Problèmes à résoudre:
1. Recopiez le passage de l'article sur la Gambie qui va de « Sonko avait ouvert » à « trois jours d’intervalle. ».
2. D'après l'article sur la Gambie, de combien le prix du gasoil a-t-il augmenté en avril ?

Le texte:

Trois jours après Sonko, Barrow frappe à son tour avec une mesure similaire

La rigueur budgétaire gagne du terrain en Sénégambie. Trois jours seulement après l’annonce du Premier ministre sénégalais Ousmane Sonko, c’est au tour du président gambien Adama Barrow de suspendre les déplacements officiels non essentiels de ses fonctionnaires.

Banjul dans les pas de Dakar

Ce mardi 7 avril 2026, une circulaire signée par Alieu Loum, chef de cabinet de la présidence gambienne, a officialisé la suspension immédiate de tous les « déplacements officiels non essentiels », et ce jusqu’à nouvel ordre. L’exécutif gambien justifie ces mesures budgétaires rigoureuses par les répercussions négatives du conflit au Moyen-Orient sur la conjoncture économique mondiale, qui perturbent les chaînes d’approvisionnement et restreignent l’accès aux biens et services de première nécessité.

Une inflation qui étouffe les Gambiens

Le quotidien des populations gambiennes est déjà lourdement impacté. En ce mois d’avril, les prix à la pompe ont bondi de plus de 22% pour l’essence et de plus de 47% pour le gasoil. Face à cette flambée, le gouvernement a été contraint d’annoncer des subventions sur le carburant pour tenter de soulager une population fragilisée dans l’un des 20 pays les moins développés au monde.

Sonko avait ouvert la voie vendredi dernier

Cette décision de Banjul fait directement écho à celle prise à Dakar. Vendredi dernier, Ousmane Sonko avait lui aussi acté la suspension des voyages non essentiels à l’étranger pour les membres de son gouvernement, invoquant un niveau d’endettement public alarmant et les contrecoups économiques liés aux tensions au Moyen-Orient.

Deux pays voisins, une même décision, à trois jours d’intervalle.

Données disponibles:
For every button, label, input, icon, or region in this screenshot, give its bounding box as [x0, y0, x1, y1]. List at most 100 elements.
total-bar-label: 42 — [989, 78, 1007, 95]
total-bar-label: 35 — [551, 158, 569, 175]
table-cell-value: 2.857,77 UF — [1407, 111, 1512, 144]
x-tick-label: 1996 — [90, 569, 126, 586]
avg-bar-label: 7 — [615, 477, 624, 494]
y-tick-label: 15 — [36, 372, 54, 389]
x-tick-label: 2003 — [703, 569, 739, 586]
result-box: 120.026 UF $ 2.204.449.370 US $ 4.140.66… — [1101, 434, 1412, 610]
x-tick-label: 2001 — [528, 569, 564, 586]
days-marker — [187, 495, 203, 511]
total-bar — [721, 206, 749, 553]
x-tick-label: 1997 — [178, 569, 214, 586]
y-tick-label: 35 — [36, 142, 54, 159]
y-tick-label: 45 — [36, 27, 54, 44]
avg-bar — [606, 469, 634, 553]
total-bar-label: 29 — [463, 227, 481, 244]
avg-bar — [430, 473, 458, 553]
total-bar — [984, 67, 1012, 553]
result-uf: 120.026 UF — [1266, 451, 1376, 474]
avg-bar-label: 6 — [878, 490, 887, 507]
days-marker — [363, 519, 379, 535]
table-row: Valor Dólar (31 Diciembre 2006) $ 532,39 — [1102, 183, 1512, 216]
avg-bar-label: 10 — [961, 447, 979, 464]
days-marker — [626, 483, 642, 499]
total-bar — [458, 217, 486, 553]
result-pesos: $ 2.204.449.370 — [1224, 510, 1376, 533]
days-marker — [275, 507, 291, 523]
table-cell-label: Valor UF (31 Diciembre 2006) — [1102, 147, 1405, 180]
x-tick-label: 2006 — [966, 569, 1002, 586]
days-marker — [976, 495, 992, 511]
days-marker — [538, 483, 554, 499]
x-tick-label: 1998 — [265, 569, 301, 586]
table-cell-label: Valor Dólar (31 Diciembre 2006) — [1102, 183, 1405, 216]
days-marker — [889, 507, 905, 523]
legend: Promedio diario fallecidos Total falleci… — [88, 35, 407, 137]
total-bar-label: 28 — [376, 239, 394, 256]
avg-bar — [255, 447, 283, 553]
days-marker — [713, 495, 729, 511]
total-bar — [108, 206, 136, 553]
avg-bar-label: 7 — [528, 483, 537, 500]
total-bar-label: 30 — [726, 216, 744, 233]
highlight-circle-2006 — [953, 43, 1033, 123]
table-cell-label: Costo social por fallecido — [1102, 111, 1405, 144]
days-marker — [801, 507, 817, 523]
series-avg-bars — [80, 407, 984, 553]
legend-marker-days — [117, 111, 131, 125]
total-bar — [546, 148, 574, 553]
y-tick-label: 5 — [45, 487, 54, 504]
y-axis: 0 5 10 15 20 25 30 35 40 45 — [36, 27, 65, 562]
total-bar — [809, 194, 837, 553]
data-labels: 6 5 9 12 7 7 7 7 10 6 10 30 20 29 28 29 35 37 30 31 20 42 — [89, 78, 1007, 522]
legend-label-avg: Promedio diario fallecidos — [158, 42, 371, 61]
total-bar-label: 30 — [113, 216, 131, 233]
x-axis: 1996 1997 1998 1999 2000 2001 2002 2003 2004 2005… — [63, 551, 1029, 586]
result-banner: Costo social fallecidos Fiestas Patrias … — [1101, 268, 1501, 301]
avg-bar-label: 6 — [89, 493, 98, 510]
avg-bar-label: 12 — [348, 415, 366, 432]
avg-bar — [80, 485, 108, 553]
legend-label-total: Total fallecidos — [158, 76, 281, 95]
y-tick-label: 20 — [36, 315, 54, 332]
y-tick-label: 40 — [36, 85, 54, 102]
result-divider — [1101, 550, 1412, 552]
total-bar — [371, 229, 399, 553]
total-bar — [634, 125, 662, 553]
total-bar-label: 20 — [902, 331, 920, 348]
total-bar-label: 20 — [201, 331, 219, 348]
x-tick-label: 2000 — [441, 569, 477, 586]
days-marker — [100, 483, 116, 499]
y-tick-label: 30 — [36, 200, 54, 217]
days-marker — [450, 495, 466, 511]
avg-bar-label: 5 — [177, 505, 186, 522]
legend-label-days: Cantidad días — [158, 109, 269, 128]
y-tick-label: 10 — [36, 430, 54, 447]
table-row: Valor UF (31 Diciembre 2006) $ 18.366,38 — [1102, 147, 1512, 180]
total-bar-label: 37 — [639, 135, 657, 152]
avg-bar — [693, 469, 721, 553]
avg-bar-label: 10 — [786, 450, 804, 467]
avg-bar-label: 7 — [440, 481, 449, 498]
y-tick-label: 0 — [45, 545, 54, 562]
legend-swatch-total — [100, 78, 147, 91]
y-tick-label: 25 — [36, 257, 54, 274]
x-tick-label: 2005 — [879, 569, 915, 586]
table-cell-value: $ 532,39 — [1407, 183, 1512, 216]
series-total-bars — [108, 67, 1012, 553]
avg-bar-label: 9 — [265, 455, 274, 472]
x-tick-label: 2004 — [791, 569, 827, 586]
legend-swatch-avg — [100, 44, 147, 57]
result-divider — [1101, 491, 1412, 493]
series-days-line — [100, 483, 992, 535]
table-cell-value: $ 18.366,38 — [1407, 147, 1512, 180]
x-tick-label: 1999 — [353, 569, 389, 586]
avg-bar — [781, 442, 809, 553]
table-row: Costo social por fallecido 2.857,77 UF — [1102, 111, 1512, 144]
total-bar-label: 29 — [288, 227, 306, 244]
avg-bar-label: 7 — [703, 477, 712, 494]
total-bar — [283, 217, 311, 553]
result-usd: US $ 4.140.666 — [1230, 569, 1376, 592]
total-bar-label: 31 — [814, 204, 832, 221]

Corrigé des exercices:
1.
Sonko avait ouvert la voie vendredi dernier

Cette décision de Banjul fait directement écho à celle prise à Dakar. Vendredi dernier, Ousmane Sonko avait lui aussi acté la suspension des voyages non essentiels à l’étranger pour les membres de son gouvernement, invoquant un niveau d’endettement public alarmant et les contrecoups économiques liés aux tensions au Moyen-Orient.

Deux pays voisins, une même décision, à trois jours d’intervalle.

2. De plus de 47 %.